Material for this task
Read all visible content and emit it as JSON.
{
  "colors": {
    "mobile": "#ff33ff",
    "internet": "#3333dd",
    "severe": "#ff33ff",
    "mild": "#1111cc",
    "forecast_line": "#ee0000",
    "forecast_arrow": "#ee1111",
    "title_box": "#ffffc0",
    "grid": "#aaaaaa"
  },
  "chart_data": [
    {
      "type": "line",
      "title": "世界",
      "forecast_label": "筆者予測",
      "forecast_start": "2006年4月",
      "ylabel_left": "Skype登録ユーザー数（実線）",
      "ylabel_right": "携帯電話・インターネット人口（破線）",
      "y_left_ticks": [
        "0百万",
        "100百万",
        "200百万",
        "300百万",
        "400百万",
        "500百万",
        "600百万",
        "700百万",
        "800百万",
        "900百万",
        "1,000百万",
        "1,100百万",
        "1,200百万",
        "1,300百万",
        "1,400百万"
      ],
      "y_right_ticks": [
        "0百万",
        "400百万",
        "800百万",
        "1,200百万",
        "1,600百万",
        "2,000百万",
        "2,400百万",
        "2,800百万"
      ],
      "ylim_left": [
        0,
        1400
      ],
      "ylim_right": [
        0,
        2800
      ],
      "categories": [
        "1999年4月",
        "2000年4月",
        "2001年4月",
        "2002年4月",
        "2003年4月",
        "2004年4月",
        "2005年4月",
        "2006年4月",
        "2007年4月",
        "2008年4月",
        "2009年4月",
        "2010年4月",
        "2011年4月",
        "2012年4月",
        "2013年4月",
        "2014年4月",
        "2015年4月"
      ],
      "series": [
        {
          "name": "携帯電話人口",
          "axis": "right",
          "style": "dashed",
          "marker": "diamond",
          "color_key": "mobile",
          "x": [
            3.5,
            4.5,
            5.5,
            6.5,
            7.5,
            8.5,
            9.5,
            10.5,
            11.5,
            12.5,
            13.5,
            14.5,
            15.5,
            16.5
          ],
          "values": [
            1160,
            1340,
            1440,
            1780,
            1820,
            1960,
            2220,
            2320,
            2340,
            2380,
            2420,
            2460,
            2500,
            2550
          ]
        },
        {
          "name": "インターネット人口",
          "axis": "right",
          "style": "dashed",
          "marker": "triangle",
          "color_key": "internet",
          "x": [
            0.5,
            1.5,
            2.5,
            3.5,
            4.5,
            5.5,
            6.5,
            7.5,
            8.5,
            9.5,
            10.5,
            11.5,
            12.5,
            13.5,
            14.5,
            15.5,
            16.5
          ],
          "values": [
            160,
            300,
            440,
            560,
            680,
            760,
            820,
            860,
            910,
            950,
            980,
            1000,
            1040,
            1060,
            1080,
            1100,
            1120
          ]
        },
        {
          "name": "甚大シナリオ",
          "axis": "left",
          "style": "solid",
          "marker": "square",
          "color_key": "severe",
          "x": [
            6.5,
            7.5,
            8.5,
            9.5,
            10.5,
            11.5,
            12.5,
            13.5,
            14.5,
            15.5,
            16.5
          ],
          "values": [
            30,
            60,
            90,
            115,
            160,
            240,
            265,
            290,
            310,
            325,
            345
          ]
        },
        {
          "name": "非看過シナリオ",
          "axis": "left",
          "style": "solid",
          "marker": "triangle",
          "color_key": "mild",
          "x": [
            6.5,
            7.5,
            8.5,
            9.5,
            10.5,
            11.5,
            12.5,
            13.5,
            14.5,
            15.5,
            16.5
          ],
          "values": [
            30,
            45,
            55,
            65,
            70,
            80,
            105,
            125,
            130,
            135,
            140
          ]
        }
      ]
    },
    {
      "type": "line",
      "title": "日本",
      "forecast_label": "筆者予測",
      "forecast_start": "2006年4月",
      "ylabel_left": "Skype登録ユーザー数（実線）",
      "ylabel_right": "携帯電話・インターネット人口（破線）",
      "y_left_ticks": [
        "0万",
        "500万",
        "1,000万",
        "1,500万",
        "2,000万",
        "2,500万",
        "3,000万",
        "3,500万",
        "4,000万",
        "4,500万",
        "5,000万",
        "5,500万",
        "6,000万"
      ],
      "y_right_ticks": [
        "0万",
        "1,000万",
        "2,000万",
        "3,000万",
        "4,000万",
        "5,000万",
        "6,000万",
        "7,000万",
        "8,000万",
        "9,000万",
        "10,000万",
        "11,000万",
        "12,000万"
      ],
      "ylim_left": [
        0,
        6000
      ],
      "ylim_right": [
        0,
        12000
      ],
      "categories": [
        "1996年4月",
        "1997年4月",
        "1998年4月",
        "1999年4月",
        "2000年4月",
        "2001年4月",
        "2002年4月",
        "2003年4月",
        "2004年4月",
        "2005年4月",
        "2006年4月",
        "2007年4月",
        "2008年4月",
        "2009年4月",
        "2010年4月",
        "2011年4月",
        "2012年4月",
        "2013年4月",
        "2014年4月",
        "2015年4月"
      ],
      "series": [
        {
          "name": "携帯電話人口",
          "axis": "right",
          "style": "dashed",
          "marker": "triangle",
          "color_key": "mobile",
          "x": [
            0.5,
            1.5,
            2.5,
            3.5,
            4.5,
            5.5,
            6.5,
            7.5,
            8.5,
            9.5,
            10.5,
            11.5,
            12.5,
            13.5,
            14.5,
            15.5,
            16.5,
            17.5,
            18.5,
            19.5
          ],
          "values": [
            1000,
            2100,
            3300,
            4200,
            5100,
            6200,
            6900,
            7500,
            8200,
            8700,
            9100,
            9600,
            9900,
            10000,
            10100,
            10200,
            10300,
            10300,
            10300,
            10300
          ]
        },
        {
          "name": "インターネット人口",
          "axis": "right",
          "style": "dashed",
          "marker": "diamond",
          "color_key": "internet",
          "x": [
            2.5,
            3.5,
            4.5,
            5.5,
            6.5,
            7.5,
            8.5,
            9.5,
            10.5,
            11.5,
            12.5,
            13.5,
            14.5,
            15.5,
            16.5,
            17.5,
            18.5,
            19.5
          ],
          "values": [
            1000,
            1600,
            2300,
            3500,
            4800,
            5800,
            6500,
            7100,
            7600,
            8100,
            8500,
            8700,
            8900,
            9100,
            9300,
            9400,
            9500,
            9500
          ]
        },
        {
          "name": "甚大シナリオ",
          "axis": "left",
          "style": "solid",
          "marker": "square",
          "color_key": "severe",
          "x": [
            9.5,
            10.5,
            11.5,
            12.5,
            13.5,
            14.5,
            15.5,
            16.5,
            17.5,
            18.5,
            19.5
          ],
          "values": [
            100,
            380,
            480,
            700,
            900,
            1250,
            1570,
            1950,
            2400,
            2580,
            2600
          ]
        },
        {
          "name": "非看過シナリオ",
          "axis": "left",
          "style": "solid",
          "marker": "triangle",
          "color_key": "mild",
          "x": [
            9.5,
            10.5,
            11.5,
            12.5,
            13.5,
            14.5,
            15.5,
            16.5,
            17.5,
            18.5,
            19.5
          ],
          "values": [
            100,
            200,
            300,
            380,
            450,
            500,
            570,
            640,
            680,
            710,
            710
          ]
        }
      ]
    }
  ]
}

Written task
Restate every record exactly, leaving nothing out.

Answer below
Read all visible content and emit it as JSON.
{
  "colors": {
    "mobile": "#ff33ff",
    "internet": "#3333dd",
    "severe": "#ff33ff",
    "mild": "#1111cc",
    "forecast_line": "#ee0000",
    "forecast_arrow": "#ee1111",
    "title_box": "#ffffc0",
    "grid": "#aaaaaa"
  },
  "chart_data": [
    {
      "type": "line",
      "title": "世界",
      "forecast_label": "筆者予測",
      "forecast_start": "2006年4月",
      "ylabel_left": "Skype登録ユーザー数（実線）",
      "ylabel_right": "携帯電話・インターネット人口（破線）",
      "y_left_ticks": [
        "0百万",
        "100百万",
        "200百万",
        "300百万",
        "400百万",
        "500百万",
        "600百万",
        "700百万",
        "800百万",
        "900百万",
        "1,000百万",
        "1,100百万",
        "1,200百万",
        "1,300百万",
        "1,400百万"
      ],
      "y_right_ticks": [
        "0百万",
        "400百万",
        "800百万",
        "1,200百万",
        "1,600百万",
        "2,000百万",
        "2,400百万",
        "2,800百万"
      ],
      "ylim_left": [
        0,
        1400
      ],
      "ylim_right": [
        0,
        2800
      ],
      "categories": [
        "1999年4月",
        "2000年4月",
        "2001年4月",
        "2002年4月",
        "2003年4月",
        "2004年4月",
        "2005年4月",
        "2006年4月",
        "2007年4月",
        "2008年4月",
        "2009年4月",
        "2010年4月",
        "2011年4月",
        "2012年4月",
        "2013年4月",
        "2014年4月",
        "2015年4月"
      ],
      "series": [
        {
          "name": "携帯電話人口",
          "axis": "right",
          "style": "dashed",
          "marker": "diamond",
          "color_key": "mobile",
          "x": [
            3.5,
            4.5,
            5.5,
            6.5,
            7.5,
            8.5,
            9.5,
            10.5,
            11.5,
            12.5,
            13.5,
            14.5,
            15.5,
            16.5
          ],
          "values": [
            1160,
            1340,
            1440,
            1780,
            1820,
            1960,
            2220,
            2320,
            2340,
            2380,
            2420,
            2460,
            2500,
            2550
          ]
        },
        {
          "name": "インターネット人口",
          "axis": "right",
          "style": "dashed",
          "marker": "triangle",
          "color_key": "internet",
          "x": [
            0.5,
            1.5,
            2.5,
            3.5,
            4.5,
            5.5,
            6.5,
            7.5,
            8.5,
            9.5,
            10.5,
            11.5,
            12.5,
            13.5,
            14.5,
            15.5,
            16.5
          ],
          "values": [
            160,
            300,
            440,
            560,
            680,
            760,
            820,
            860,
            910,
            950,
            980,
            1000,
            1040,
            1060,
            1080,
            1100,
            1120
          ]
        },
        {
          "name": "甚大シナリオ",
          "axis": "left",
          "style": "solid",
          "marker": "square",
          "color_key": "severe",
          "x": [
            6.5,
            7.5,
            8.5,
            9.5,
            10.5,
            11.5,
            12.5,
            13.5,
            14.5,
            15.5,
            16.5
          ],
          "values": [
            30,
            60,
            90,
            115,
            160,
            240,
            265,
            290,
            310,
            325,
            345
          ]
        },
        {
          "name": "非看過シナリオ",
          "axis": "left",
          "style": "solid",
          "marker": "triangle",
          "color_key": "mild",
          "x": [
            6.5,
            7.5,
            8.5,
            9.5,
            10.5,
            11.5,
            12.5,
            13.5,
            14.5,
            15.5,
            16.5
          ],
          "values": [
            30,
            45,
            55,
            65,
            70,
            80,
            105,
            125,
            130,
            135,
            140
          ]
        }
      ]
    },
    {
      "type": "line",
      "title": "日本",
      "forecast_label": "筆者予測",
      "forecast_start": "2006年4月",
      "ylabel_left": "Skype登録ユーザー数（実線）",
      "ylabel_right": "携帯電話・インターネット人口（破線）",
      "y_left_ticks": [
        "0万",
        "500万",
        "1,000万",
        "1,500万",
        "2,000万",
        "2,500万",
        "3,000万",
        "3,500万",
        "4,000万",
        "4,500万",
        "5,000万",
        "5,500万",
        "6,000万"
      ],
      "y_right_ticks": [
        "0万",
        "1,000万",
        "2,000万",
        "3,000万",
        "4,000万",
        "5,000万",
        "6,000万",
        "7,000万",
        "8,000万",
        "9,000万",
        "10,000万",
        "11,000万",
        "12,000万"
      ],
      "ylim_left": [
        0,
        6000
      ],
      "ylim_right": [
        0,
        12000
      ],
      "categories": [
        "1996年4月",
        "1997年4月",
        "1998年4月",
        "1999年4月",
        "2000年4月",
        "2001年4月",
        "2002年4月",
        "2003年4月",
        "2004年4月",
        "2005年4月",
        "2006年4月",
        "2007年4月",
        "2008年4月",
        "2009年4月",
        "2010年4月",
        "2011年4月",
        "2012年4月",
        "2013年4月",
        "2014年4月",
        "2015年4月"
      ],
      "series": [
        {
          "name": "携帯電話人口",
          "axis": "right",
          "style": "dashed",
          "marker": "triangle",
          "color_key": "mobile",
          "x": [
            0.5,
            1.5,
            2.5,
            3.5,
            4.5,
            5.5,
            6.5,
            7.5,
            8.5,
            9.5,
            10.5,
            11.5,
            12.5,
            13.5,
            14.5,
            15.5,
            16.5,
            17.5,
            18.5,
            19.5
          ],
          "values": [
            1000,
            2100,
            3300,
            4200,
            5100,
            6200,
            6900,
            7500,
            8200,
            8700,
            9100,
            9600,
            9900,
            10000,
            10100,
            10200,
            10300,
            10300,
            10300,
            10300
          ]
        },
        {
          "name": "インターネット人口",
          "axis": "right",
          "style": "dashed",
          "marker": "diamond",
          "color_key": "internet",
          "x": [
            2.5,
            3.5,
            4.5,
            5.5,
            6.5,
            7.5,
            8.5,
            9.5,
            10.5,
            11.5,
            12.5,
            13.5,
            14.5,
            15.5,
            16.5,
            17.5,
            18.5,
            19.5
          ],
          "values": [
            1000,
            1600,
            2300,
            3500,
            4800,
            5800,
            6500,
            7100,
            7600,
            8100,
            8500,
            8700,
            8900,
            9100,
            9300,
            9400,
            9500,
            9500
          ]
        },
        {
          "name": "甚大シナリオ",
          "axis": "left",
          "style": "solid",
          "marker": "square",
          "color_key": "severe",
          "x": [
            9.5,
            10.5,
            11.5,
            12.5,
            13.5,
            14.5,
            15.5,
            16.5,
            17.5,
            18.5,
            19.5
          ],
          "values": [
            100,
            380,
            480,
            700,
            900,
            1250,
            1570,
            1950,
            2400,
            2580,
            2600
          ]
        },
        {
          "name": "非看過シナリオ",
          "axis": "left",
          "style": "solid",
          "marker": "triangle",
          "color_key": "mild",
          "x": [
            9.5,
            10.5,
            11.5,
            12.5,
            13.5,
            14.5,
            15.5,
            16.5,
            17.5,
            18.5,
            19.5
          ],
          "values": [
            100,
            200,
            300,
            380,
            450,
            500,
            570,
            640,
            680,
            710,
            710
          ]
        }
      ]
    }
  ]
}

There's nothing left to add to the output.